··· PROVIDED INFORMATION ···
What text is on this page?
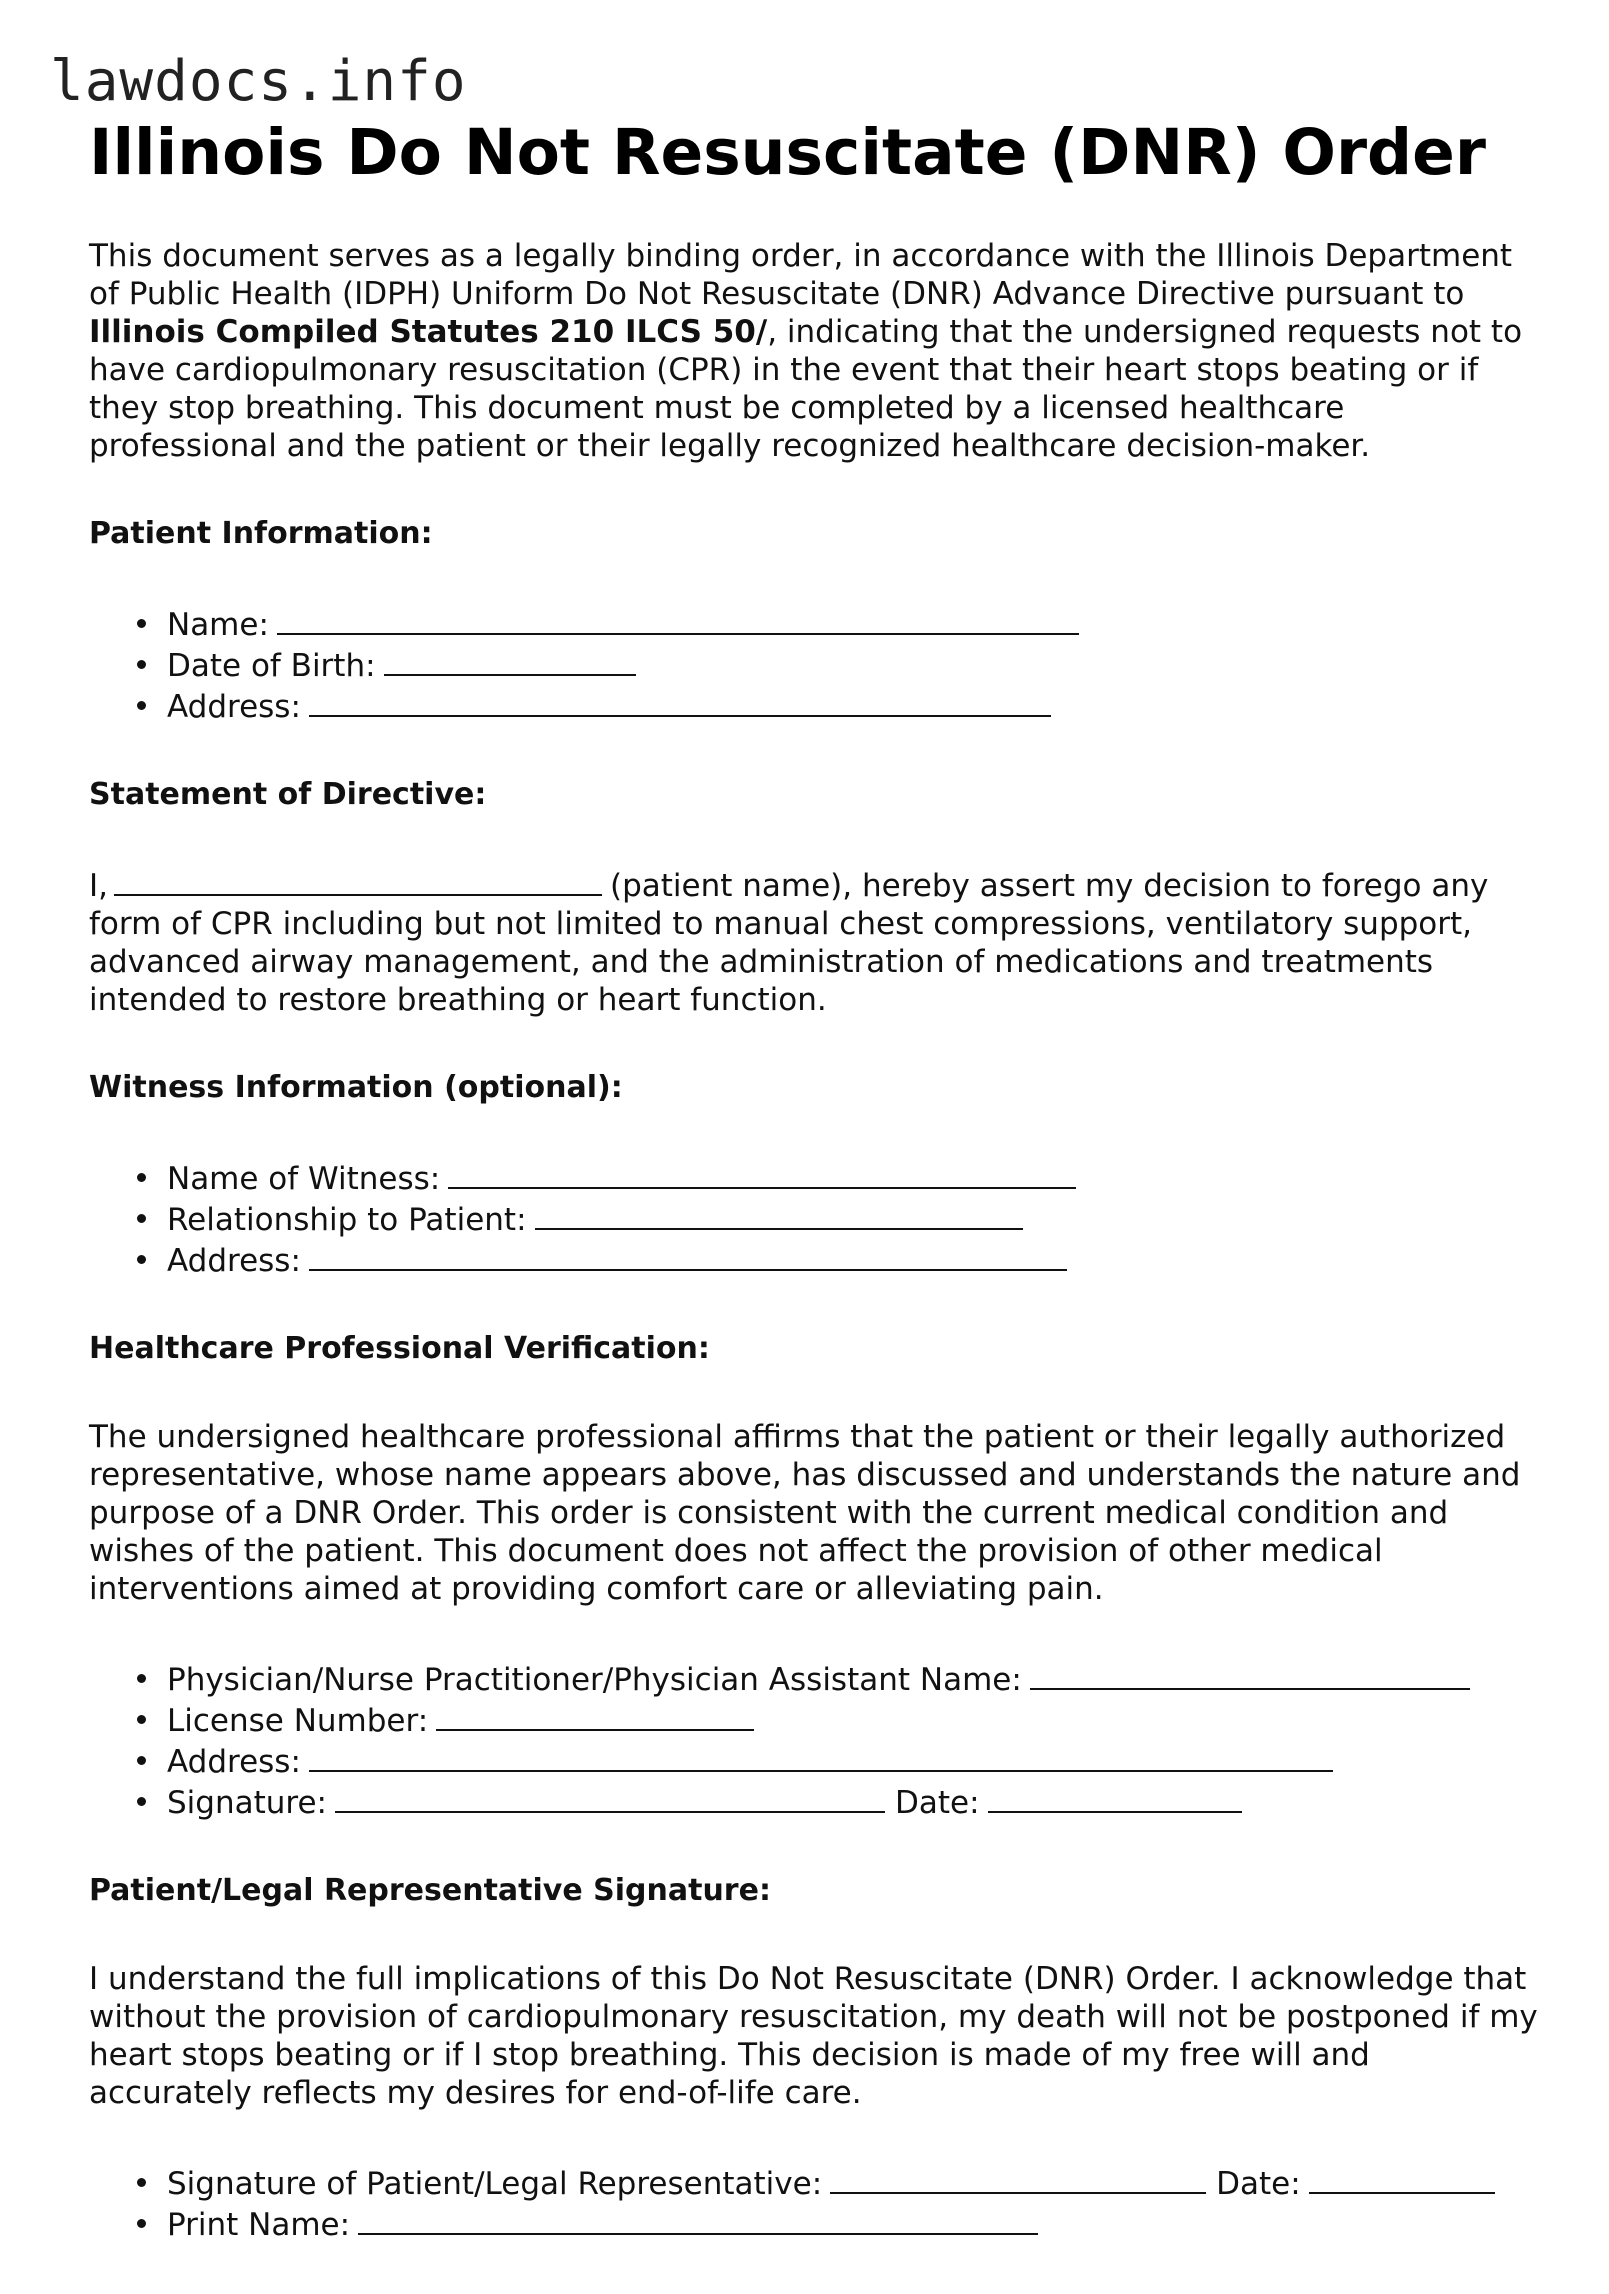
lawdocs.info
Illinois Do Not Resuscitate (DNR) Order

This document serves as a legally binding order, in accordance with the Illinois Department of Public Health (IDPH) Uniform Do Not Resuscitate (DNR) Advance Directive pursuant to Illinois Compiled Statutes 210 ILCS 50/, indicating that the undersigned requests not to have cardiopulmonary resuscitation (CPR) in the event that their heart stops beating or if they stop breathing. This document must be completed by a licensed healthcare professional and the patient or their legally recognized healthcare decision-maker.

Patient Information:
Name:
Date of Birth:
Address:
Statement of Directive:

I,	(patient name), hereby assert my decision to forego any form of CPR including but not limited to manual chest compressions, ventilatory support, advanced airway management, and the administration of medications and treatments intended to restore breathing or heart function.

Witness Information (optional):
Name of Witness:
Relationship to Patient:
Address:
Healthcare Professional Verification:

The undersigned healthcare professional affirms that the patient or their legally authorized representative, whose name appears above, has discussed and understands the nature and purpose of a DNR Order. This order is consistent with the current medical condition and wishes of the patient. This document does not affect the provision of other medical interventions aimed at providing comfort care or alleviating pain.

Physician/Nurse Practitioner/Physician Assistant Name:
License Number:
Address:
Signature:	Date:
Patient/Legal Representative Signature:

I understand the full implications of this Do Not Resuscitate (DNR) Order. I acknowledge that without the provision of cardiopulmonary resuscitation, my death will not be postponed if my heart stops beating or if I stop breathing. This decision is made of my free will and accurately reflects my desires for end-of-life care.

Signature of Patient/Legal Representative:	Date:
Print Name:
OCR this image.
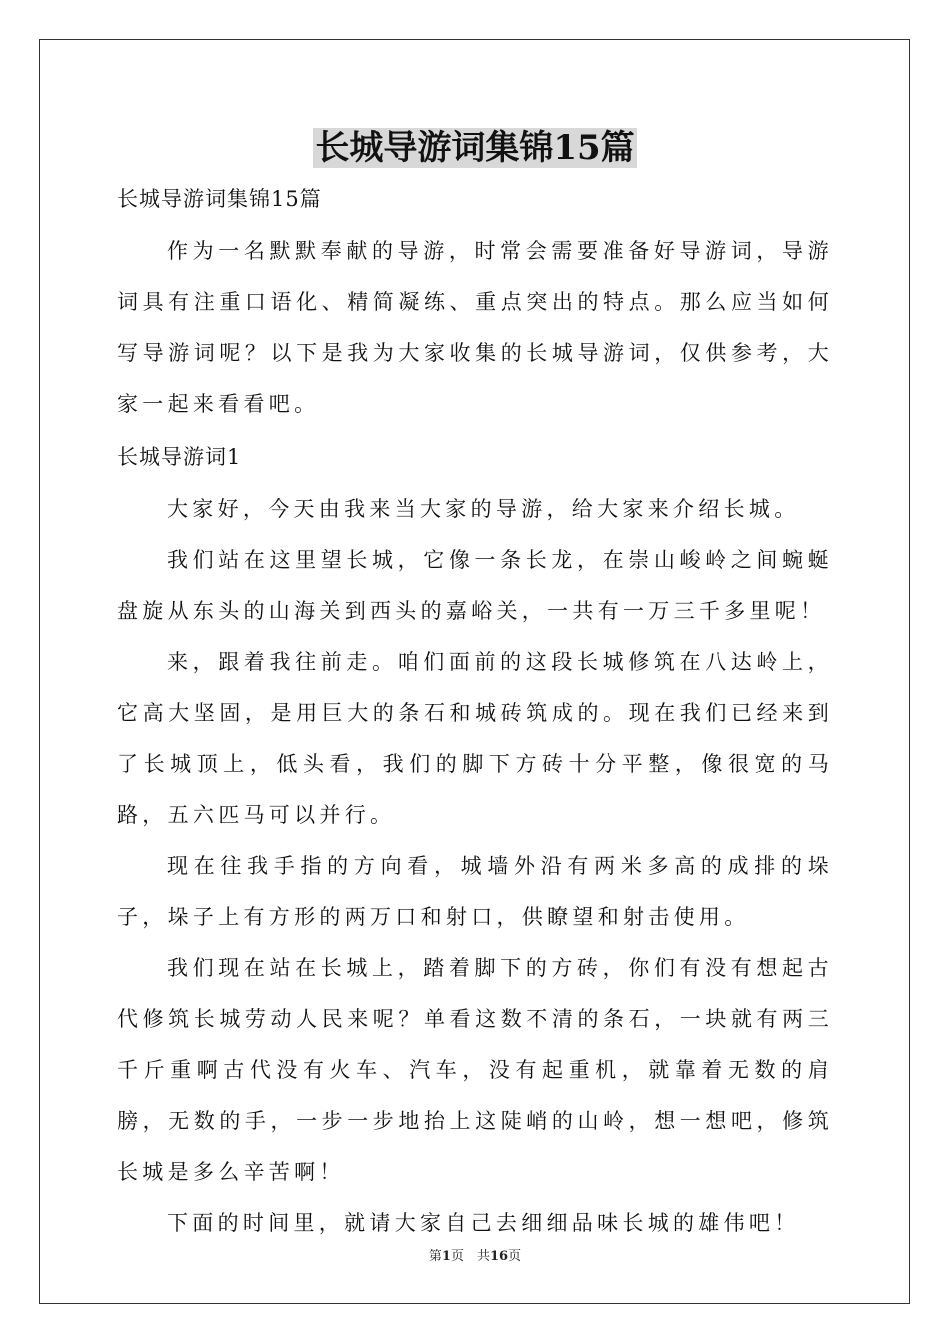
长城导游词集锦15篇

长城导游词集锦15篇

作为一名默默奉献的导游，时常会需要准备好导游词，导游词具有注重口语化、精简凝练、重点突出的特点。那么应当如何写导游词呢？以下是我为大家收集的长城导游词，仅供参考，大家一起来看看吧。

长城导游词1

大家好，今天由我来当大家的导游，给大家来介绍长城。

我们站在这里望长城，它像一条长龙，在崇山峻岭之间蜿蜒盘旋从东头的山海关到西头的嘉峪关，一共有一万三千多里呢！

来，跟着我往前走。咱们面前的这段长城修筑在八达岭上，它高大坚固，是用巨大的条石和城砖筑成的。现在我们已经来到了长城顶上，低头看，我们的脚下方砖十分平整，像很宽的马路，五六匹马可以并行。

现在往我手指的方向看，城墙外沿有两米多高的成排的垛子，垛子上有方形的两万口和射口，供瞭望和射击使用。

我们现在站在长城上，踏着脚下的方砖，你们有没有想起古代修筑长城劳动人民来呢？单看这数不清的条石，一块就有两三千斤重啊古代没有火车、汽车，没有起重机，就靠着无数的肩膀，无数的手，一步一步地抬上这陡峭的山岭，想一想吧，修筑长城是多么辛苦啊！

下面的时间里，就请大家自己去细细品味长城的雄伟吧！

第1页　共16页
···
▶ **WHAT YOU WILL DO**: Restate the listing above word for word, and skip the pictures.

▶ **COMPLETE ANSWER**:
What text is on this page?
lawdocs.info
Illinois Do Not Resuscitate (DNR) Order

This document serves as a legally binding order, in accordance with the Illinois Department of Public Health (IDPH) Uniform Do Not Resuscitate (DNR) Advance Directive pursuant to Illinois Compiled Statutes 210 ILCS 50/, indicating that the undersigned requests not to have cardiopulmonary resuscitation (CPR) in the event that their heart stops beating or if they stop breathing. This document must be completed by a licensed healthcare professional and the patient or their legally recognized healthcare decision-maker.

Patient Information:
Name:
Date of Birth:
Address:
Statement of Directive:

I,	(patient name), hereby assert my decision to forego any form of CPR including but not limited to manual chest compressions, ventilatory support, advanced airway management, and the administration of medications and treatments intended to restore breathing or heart function.

Witness Information (optional):
Name of Witness:
Relationship to Patient:
Address:
Healthcare Professional Verification:

The undersigned healthcare professional affirms that the patient or their legally authorized representative, whose name appears above, has discussed and understands the nature and purpose of a DNR Order. This order is consistent with the current medical condition and wishes of the patient. This document does not affect the provision of other medical interventions aimed at providing comfort care or alleviating pain.

Physician/Nurse Practitioner/Physician Assistant Name:
License Number:
Address:
Signature:	Date:
Patient/Legal Representative Signature:

I understand the full implications of this Do Not Resuscitate (DNR) Order. I acknowledge that without the provision of cardiopulmonary resuscitation, my death will not be postponed if my heart stops beating or if I stop breathing. This decision is made of my free will and accurately reflects my desires for end-of-life care.

Signature of Patient/Legal Representative:	Date:
Print Name:
OCR this image.
长城导游词集锦15篇

长城导游词集锦15篇

作为一名默默奉献的导游，时常会需要准备好导游词，导游词具有注重口语化、精简凝练、重点突出的特点。那么应当如何写导游词呢？以下是我为大家收集的长城导游词，仅供参考，大家一起来看看吧。

长城导游词1

大家好，今天由我来当大家的导游，给大家来介绍长城。

我们站在这里望长城，它像一条长龙，在崇山峻岭之间蜿蜒盘旋从东头的山海关到西头的嘉峪关，一共有一万三千多里呢！

来，跟着我往前走。咱们面前的这段长城修筑在八达岭上，它高大坚固，是用巨大的条石和城砖筑成的。现在我们已经来到了长城顶上，低头看，我们的脚下方砖十分平整，像很宽的马路，五六匹马可以并行。

现在往我手指的方向看，城墙外沿有两米多高的成排的垛子，垛子上有方形的两万口和射口，供瞭望和射击使用。

我们现在站在长城上，踏着脚下的方砖，你们有没有想起古代修筑长城劳动人民来呢？单看这数不清的条石，一块就有两三千斤重啊古代没有火车、汽车，没有起重机，就靠着无数的肩膀，无数的手，一步一步地抬上这陡峭的山岭，想一想吧，修筑长城是多么辛苦啊！

下面的时间里，就请大家自己去细细品味长城的雄伟吧！

第1页　共16页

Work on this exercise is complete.